**Exercise description:**
Take the material below and retype it in full; pictures are left out.

>> Begin

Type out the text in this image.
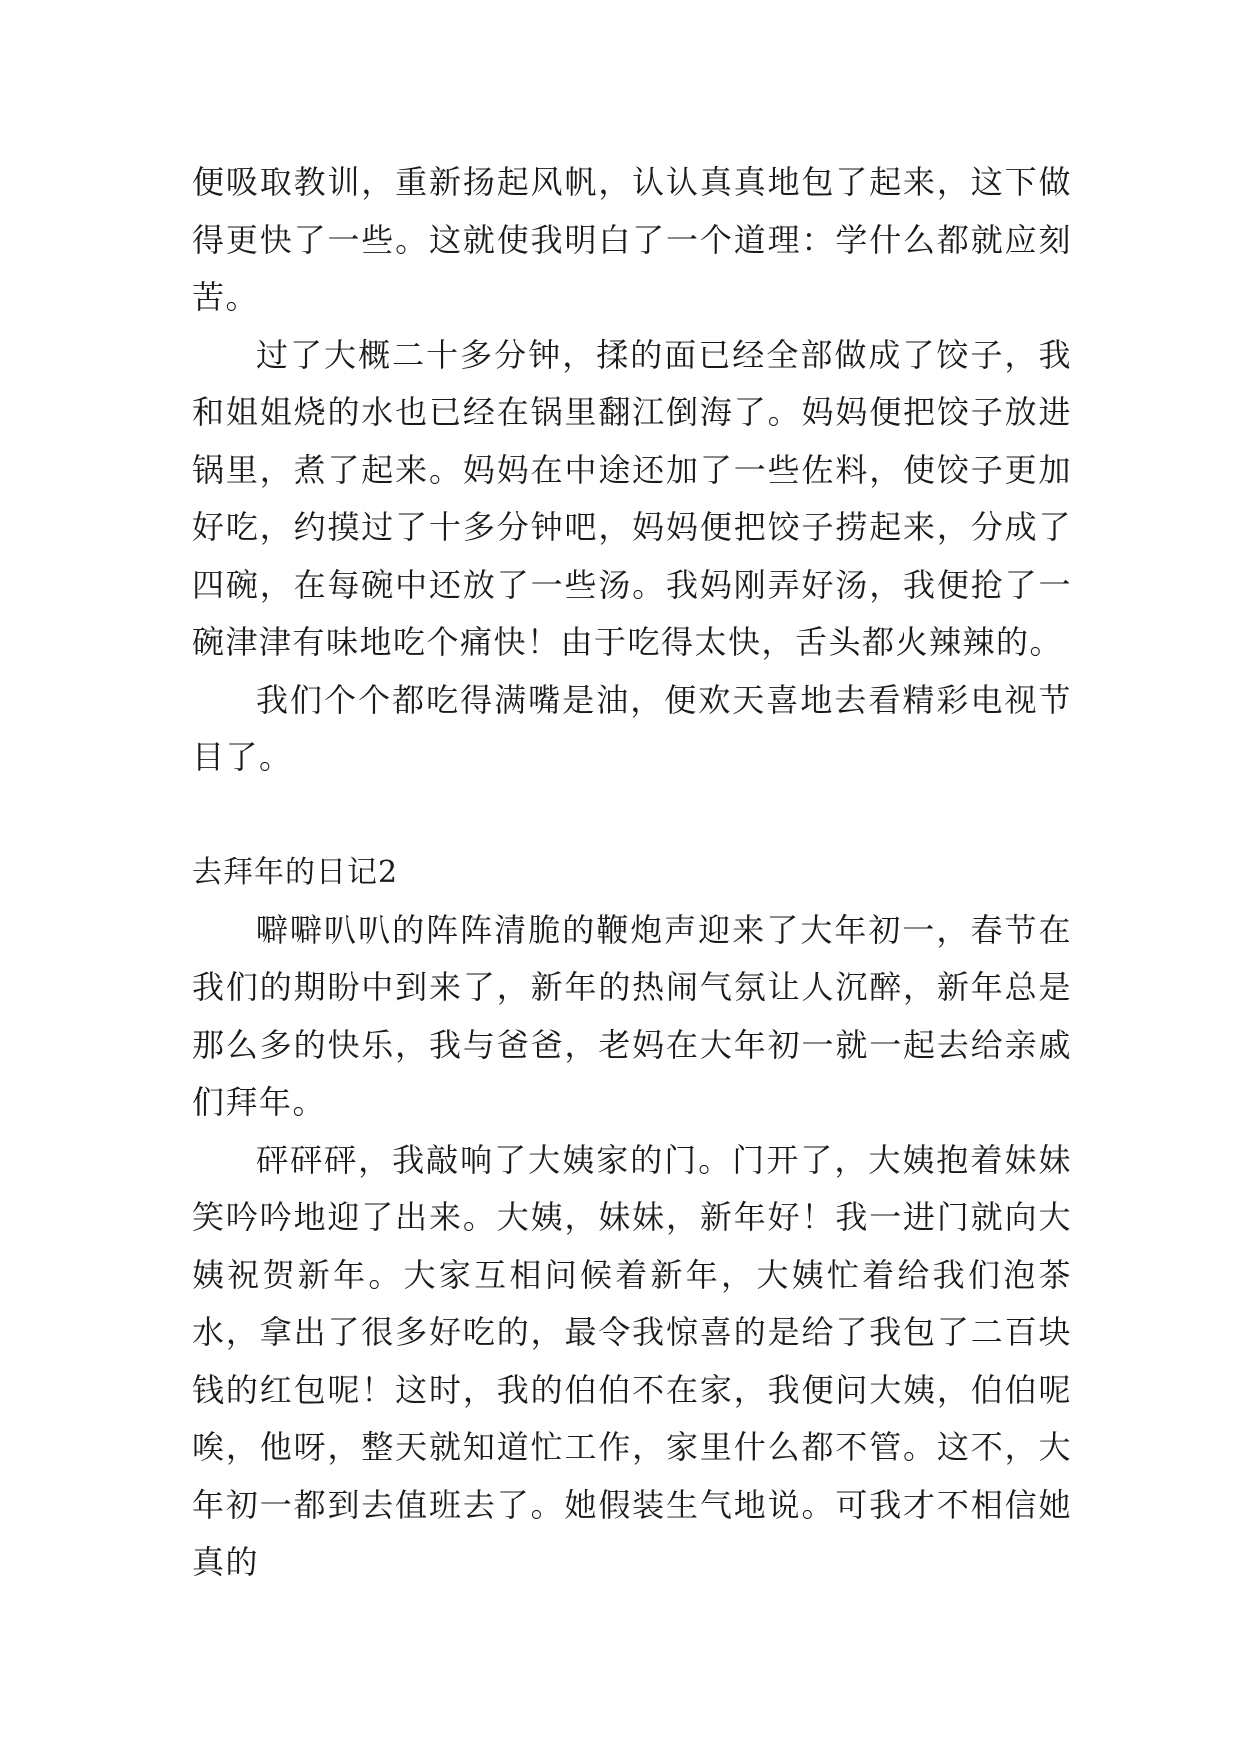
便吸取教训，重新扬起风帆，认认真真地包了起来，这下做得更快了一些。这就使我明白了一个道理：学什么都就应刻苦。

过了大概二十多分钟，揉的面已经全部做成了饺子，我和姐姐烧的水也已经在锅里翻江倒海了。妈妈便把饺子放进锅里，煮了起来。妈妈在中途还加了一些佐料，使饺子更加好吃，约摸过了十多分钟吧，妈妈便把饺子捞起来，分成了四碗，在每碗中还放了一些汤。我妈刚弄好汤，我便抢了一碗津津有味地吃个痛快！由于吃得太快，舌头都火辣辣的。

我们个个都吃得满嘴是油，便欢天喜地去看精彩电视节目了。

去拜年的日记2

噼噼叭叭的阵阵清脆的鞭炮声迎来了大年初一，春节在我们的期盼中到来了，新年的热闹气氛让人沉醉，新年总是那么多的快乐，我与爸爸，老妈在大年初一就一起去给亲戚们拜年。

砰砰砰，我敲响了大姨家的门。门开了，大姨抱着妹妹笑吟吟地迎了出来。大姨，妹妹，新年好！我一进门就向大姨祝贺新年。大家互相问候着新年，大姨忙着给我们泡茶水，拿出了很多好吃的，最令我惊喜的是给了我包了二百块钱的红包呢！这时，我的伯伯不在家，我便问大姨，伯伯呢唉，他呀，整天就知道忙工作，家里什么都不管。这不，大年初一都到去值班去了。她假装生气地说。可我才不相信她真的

>> End

**Solution for this task:**
Type out the text in this image.
便吸取教训，重新扬起风帆，认认真真地包了起来，这下做得更快了一些。这就使我明白了一个道理：学什么都就应刻苦。

过了大概二十多分钟，揉的面已经全部做成了饺子，我和姐姐烧的水也已经在锅里翻江倒海了。妈妈便把饺子放进锅里，煮了起来。妈妈在中途还加了一些佐料，使饺子更加好吃，约摸过了十多分钟吧，妈妈便把饺子捞起来，分成了四碗，在每碗中还放了一些汤。我妈刚弄好汤，我便抢了一碗津津有味地吃个痛快！由于吃得太快，舌头都火辣辣的。

我们个个都吃得满嘴是油，便欢天喜地去看精彩电视节目了。

去拜年的日记2

噼噼叭叭的阵阵清脆的鞭炮声迎来了大年初一，春节在我们的期盼中到来了，新年的热闹气氛让人沉醉，新年总是那么多的快乐，我与爸爸，老妈在大年初一就一起去给亲戚们拜年。

砰砰砰，我敲响了大姨家的门。门开了，大姨抱着妹妹笑吟吟地迎了出来。大姨，妹妹，新年好！我一进门就向大姨祝贺新年。大家互相问候着新年，大姨忙着给我们泡茶水，拿出了很多好吃的，最令我惊喜的是给了我包了二百块钱的红包呢！这时，我的伯伯不在家，我便问大姨，伯伯呢唉，他呀，整天就知道忙工作，家里什么都不管。这不，大年初一都到去值班去了。她假装生气地说。可我才不相信她真的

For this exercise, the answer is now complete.